**Extrait**
☆ ☆ ☆ ☆ ☆

Le règne de Paul Biya est de ceux qui risquent de provoquer, un jour ou l’autre, un « printemps africain », un tsunami politico-social comme celui qui a emporté le Guide libyen, le président tunisien Ben Ali et celui du Yémen Abdalla Saleh dans ce qui est désormais connu sous le nom de « printemps arabe ». Le pluralisme de façade dans certains pays africains, dont le Cameroun, dénoncé déjà en 1990, par Michel Levêque, alors directeur Afrique au Quai d’Orsay, dans un rapport confidentiel intitulé « Les Relations de la France avec les pays en développement », mettaient en évidence le caractère dévoyé de ce qu’un homme politique camerounais qualifiait de « dictature conviviale. »
Malgré les fréquentes incarcérations de journalistes, écrivains, syndicalistes et activistes, Paul Biya continue toujours à diriger le navire Cameroun. D’aucuns pensent, en cherchant les raisons de cette « tranquillité politique » hors normes, que le Cameroun qui constitue 60 % du PNB de l’ancienne Afrique-Équatoriale française, a su bénéficier de la tolérance de la France face aux dérives affichées du président Biya.
Une situation qui ne saurait durer éternellement tant les scandales de corruption, le clientélisme politique et les faiblesses, de plus en plus apparentes, d’un président qui plie sous le poids de l’âge ne sauraient garantir le maintien d’un système qui fonctionne encore avec les « éléments » du Parti Unique ! Celle de l’époque de Mobutu, d’Eyadema et autres chefs d’Etat africains de l’aube des indépendances.
Au crépuscule de sa vie, Paul Biya aura finalement réussi à échapper au jugement des hommes pour bien des forfaitures, dont des accusations fondées d’enrichissement illicite (En juillet 2009, le rapport de CCFD-Terre Solidaire Biens mal acquis, à qui profite le crime ? revient sur les dépenses pharaoniques du président camerounais et sur sa fortune familiale), mais même après sa mort, il sera soumis au jugement de l’Histoire.

☆ ☆ ☆ ☆ ☆

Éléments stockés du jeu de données

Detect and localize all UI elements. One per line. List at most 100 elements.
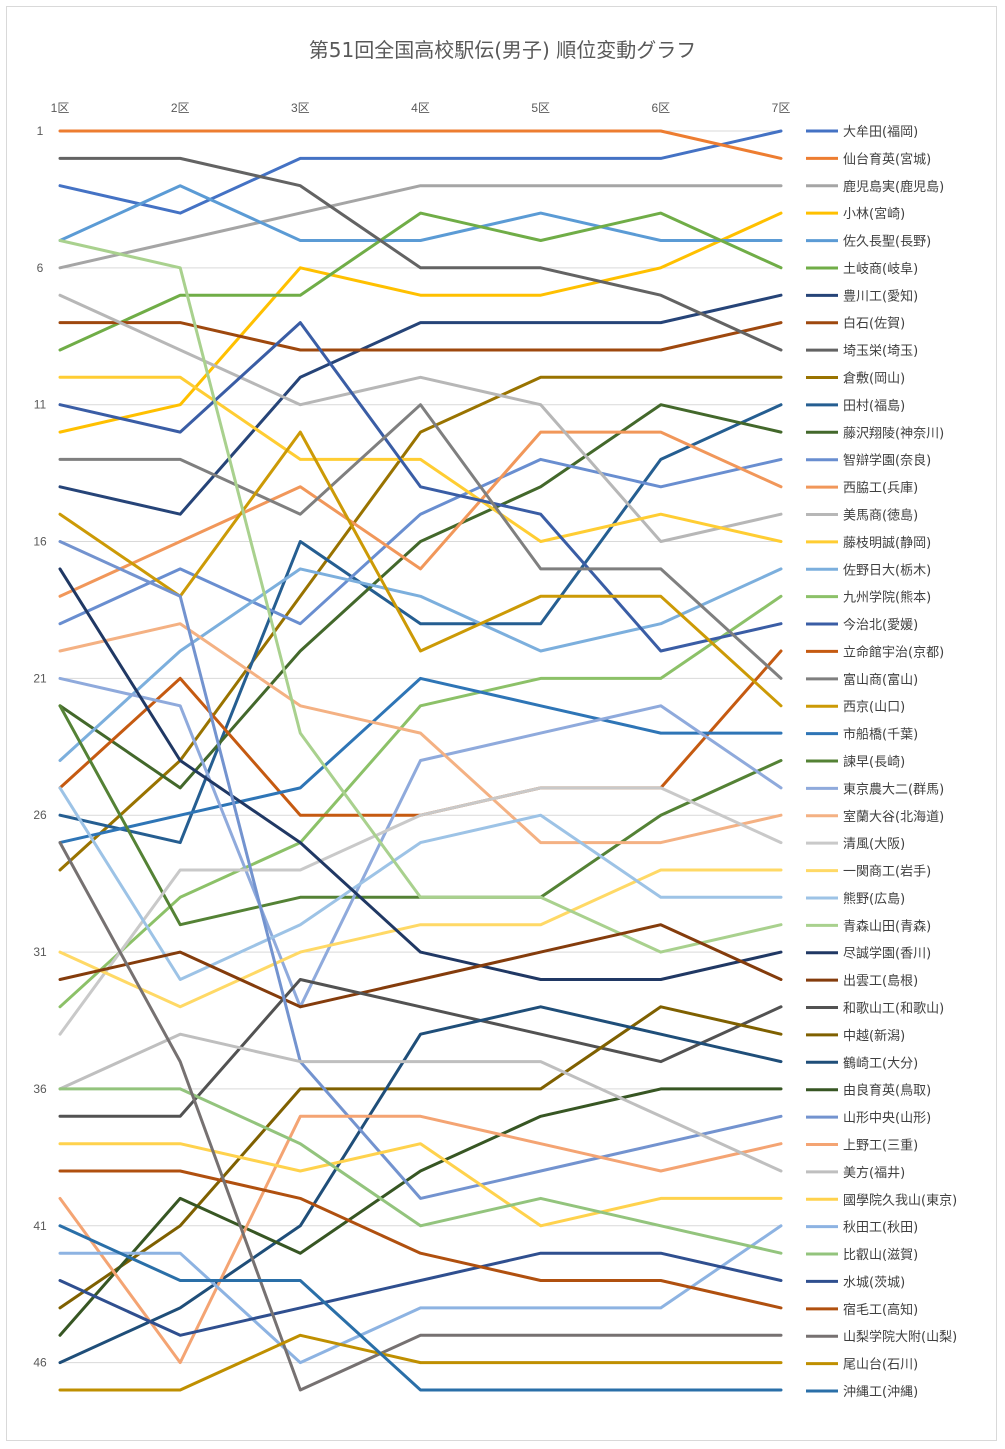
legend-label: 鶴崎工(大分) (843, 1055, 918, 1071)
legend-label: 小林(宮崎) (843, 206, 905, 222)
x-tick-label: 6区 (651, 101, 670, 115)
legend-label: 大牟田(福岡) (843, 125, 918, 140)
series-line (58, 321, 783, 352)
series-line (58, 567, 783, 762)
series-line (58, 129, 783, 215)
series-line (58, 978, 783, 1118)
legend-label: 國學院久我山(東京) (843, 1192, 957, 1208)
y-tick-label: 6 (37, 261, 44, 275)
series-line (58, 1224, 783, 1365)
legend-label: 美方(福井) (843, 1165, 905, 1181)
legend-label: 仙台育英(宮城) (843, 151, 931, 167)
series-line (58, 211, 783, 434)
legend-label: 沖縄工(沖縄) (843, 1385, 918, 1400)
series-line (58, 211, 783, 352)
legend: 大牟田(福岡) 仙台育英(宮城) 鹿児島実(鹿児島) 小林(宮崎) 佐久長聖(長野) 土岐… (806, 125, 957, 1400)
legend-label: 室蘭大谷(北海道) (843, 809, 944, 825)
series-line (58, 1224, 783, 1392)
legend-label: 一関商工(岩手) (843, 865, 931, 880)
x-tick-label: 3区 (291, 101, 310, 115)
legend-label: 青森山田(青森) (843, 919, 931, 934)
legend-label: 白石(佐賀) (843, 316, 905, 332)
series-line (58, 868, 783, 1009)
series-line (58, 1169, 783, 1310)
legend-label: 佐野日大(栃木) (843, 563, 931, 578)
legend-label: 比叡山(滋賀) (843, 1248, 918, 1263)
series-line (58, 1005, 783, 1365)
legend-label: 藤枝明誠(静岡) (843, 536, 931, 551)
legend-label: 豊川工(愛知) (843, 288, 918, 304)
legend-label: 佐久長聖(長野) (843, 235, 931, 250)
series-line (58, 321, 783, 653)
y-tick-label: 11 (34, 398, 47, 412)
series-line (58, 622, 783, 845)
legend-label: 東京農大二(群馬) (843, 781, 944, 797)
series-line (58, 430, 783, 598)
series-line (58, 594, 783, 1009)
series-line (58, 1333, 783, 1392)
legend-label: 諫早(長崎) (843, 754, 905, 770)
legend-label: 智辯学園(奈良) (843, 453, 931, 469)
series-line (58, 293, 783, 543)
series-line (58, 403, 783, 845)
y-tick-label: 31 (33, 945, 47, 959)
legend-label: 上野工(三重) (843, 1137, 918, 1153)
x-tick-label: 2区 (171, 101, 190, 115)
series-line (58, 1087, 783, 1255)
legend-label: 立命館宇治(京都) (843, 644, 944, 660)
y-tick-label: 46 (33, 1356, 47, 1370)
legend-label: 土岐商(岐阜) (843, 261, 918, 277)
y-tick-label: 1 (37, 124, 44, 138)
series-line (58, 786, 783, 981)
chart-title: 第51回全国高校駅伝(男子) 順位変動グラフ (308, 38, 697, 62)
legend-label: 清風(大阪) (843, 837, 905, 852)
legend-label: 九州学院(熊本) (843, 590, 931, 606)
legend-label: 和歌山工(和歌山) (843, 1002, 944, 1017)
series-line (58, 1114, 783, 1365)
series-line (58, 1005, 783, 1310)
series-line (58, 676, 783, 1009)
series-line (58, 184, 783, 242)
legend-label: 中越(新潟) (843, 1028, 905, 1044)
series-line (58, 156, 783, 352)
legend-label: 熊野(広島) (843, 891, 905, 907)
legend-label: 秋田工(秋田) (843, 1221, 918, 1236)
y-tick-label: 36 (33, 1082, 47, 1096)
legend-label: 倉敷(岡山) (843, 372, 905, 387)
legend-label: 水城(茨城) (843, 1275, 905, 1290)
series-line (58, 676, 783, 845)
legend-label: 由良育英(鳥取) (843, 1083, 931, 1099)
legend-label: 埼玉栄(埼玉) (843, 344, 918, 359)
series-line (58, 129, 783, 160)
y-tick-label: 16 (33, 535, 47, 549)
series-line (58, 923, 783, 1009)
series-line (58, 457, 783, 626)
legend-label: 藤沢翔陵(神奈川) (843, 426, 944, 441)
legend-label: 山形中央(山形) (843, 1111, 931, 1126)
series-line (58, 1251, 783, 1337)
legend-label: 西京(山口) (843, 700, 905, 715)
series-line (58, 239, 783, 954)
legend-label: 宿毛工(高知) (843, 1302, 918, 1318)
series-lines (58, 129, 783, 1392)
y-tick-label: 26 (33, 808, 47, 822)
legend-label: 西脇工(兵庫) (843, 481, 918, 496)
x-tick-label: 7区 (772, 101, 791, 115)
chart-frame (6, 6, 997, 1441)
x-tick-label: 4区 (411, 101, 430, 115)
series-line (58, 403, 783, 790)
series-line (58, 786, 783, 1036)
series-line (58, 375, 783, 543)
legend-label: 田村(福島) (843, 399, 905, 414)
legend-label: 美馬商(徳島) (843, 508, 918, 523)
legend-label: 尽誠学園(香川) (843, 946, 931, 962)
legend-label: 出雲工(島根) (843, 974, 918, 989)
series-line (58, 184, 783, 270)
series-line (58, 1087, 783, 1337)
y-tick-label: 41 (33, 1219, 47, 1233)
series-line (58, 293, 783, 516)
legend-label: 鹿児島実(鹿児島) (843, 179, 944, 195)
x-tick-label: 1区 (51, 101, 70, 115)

☆ ☆ ☆ ☆ ☆

**Consigne 1**
D'après l'extrait, quelle part du PNB de l'ancienne Afrique-Équatoriale française le Cameroun représente-t-il ?
**Consigne 2**
Pour chacune des affirmations suivantes, indiquez si elle concorde avec l'extrait : (a) Michel Levêque a dénoncé ce pluralisme de façade en 1990. (b) Le rapport de Michel Levêque était un document public. (c) Le rapport de CCFD-Terre Solidaire sur les biens mal acquis date de juillet 2009.
**Consigne 3**
Réécrivez le passage de l'extrait qui commence par « Une situation qui » et s'arrête après « jugement de l’Histoire. », en remplaçant « jugement » par « verdict ».
Les lignes constituent un contenu distinct de l'extrait.

**Réponse correcte 1**
60 %.

**Réponse correcte 2**
(a) Oui : « dénoncé déjà en 1990, par Michel Levêque ».
(b) Non : « dans un rapport confidentiel ».
(c) Oui : « En juillet 2009, le rapport de CCFD-Terre Solidaire ».

**Réponse correcte 3**
Une situation qui ne saurait durer éternellement tant les scandales de corruption, le clientélisme politique et les faiblesses, de plus en plus apparentes, d’un président qui plie sous le poids de l’âge ne sauraient garantir le maintien d’un système qui fonctionne encore avec les « éléments » du Parti Unique ! Celle de l’époque de Mobutu, d’Eyadema et autres chefs d’Etat africains de l’aube des indépendances.
Au crépuscule de sa vie, Paul Biya aura finalement réussi à échapper au verdict des hommes pour bien des forfaitures, dont des accusations fondées d’enrichissement illicite (En juillet 2009, le rapport de CCFD-Terre Solidaire Biens mal acquis, à qui profite le crime ? revient sur les dépenses pharaoniques du président camerounais et sur sa fortune familiale), mais même après sa mort, il sera soumis au verdict de l’Histoire.